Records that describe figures
○ ○ ○ ○

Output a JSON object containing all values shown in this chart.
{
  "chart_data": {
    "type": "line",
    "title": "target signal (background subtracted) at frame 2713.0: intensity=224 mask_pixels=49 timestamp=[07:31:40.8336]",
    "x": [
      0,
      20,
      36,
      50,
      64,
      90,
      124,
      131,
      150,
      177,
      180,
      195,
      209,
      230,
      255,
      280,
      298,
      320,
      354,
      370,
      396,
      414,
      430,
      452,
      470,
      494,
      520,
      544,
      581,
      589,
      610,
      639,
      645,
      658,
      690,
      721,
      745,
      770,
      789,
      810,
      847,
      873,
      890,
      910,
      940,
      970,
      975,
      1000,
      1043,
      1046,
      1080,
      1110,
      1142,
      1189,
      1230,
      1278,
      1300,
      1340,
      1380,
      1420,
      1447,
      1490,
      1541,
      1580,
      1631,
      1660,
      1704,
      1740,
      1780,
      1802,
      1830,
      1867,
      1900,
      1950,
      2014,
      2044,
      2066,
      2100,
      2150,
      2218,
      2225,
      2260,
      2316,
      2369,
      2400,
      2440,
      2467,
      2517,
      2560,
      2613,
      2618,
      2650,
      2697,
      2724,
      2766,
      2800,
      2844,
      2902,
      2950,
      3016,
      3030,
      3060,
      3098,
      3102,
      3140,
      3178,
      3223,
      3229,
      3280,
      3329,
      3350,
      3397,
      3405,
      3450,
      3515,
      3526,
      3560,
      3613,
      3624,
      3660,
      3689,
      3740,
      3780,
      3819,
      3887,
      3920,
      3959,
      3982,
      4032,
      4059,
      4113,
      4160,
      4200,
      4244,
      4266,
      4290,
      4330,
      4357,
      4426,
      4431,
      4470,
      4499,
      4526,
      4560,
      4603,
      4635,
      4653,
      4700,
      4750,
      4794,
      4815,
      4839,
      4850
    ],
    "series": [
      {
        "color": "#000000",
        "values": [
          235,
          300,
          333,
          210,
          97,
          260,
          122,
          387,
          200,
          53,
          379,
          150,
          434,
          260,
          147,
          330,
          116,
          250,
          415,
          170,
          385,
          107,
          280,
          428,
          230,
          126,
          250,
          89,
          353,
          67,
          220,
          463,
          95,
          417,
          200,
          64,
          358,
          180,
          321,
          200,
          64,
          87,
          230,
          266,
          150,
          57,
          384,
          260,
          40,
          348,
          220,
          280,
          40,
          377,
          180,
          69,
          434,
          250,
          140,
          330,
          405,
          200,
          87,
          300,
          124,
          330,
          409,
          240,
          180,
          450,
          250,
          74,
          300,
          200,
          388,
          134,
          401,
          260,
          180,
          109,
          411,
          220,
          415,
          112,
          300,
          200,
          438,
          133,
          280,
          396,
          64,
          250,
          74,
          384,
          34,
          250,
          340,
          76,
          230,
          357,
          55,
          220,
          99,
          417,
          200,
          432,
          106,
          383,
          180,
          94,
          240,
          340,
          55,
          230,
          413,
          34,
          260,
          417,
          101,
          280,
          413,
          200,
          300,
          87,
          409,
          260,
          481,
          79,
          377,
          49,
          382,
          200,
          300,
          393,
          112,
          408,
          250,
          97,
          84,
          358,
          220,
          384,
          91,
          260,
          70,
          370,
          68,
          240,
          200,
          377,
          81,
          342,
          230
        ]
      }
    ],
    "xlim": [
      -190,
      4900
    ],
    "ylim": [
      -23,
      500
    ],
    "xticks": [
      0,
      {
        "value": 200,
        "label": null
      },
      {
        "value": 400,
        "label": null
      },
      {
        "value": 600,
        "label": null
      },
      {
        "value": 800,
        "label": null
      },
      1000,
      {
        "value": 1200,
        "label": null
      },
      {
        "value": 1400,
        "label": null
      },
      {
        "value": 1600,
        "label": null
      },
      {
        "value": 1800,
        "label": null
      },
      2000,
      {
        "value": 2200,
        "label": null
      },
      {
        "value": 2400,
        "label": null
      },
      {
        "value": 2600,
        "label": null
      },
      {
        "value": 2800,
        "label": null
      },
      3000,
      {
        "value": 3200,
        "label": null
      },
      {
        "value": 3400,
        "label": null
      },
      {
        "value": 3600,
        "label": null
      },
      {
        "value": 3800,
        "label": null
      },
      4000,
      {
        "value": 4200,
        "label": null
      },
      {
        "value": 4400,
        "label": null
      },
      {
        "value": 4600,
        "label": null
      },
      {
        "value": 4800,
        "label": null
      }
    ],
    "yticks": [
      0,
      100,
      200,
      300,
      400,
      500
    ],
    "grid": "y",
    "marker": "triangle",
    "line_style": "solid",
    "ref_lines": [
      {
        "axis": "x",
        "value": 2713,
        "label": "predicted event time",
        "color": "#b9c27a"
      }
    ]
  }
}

○ ○ ○ ○

#### Written exercise:
Which lines hold the word "values"? Show each one.

#### Solution for this exercise:
Output a JSON object containing all values shown in this chart.
        "values": [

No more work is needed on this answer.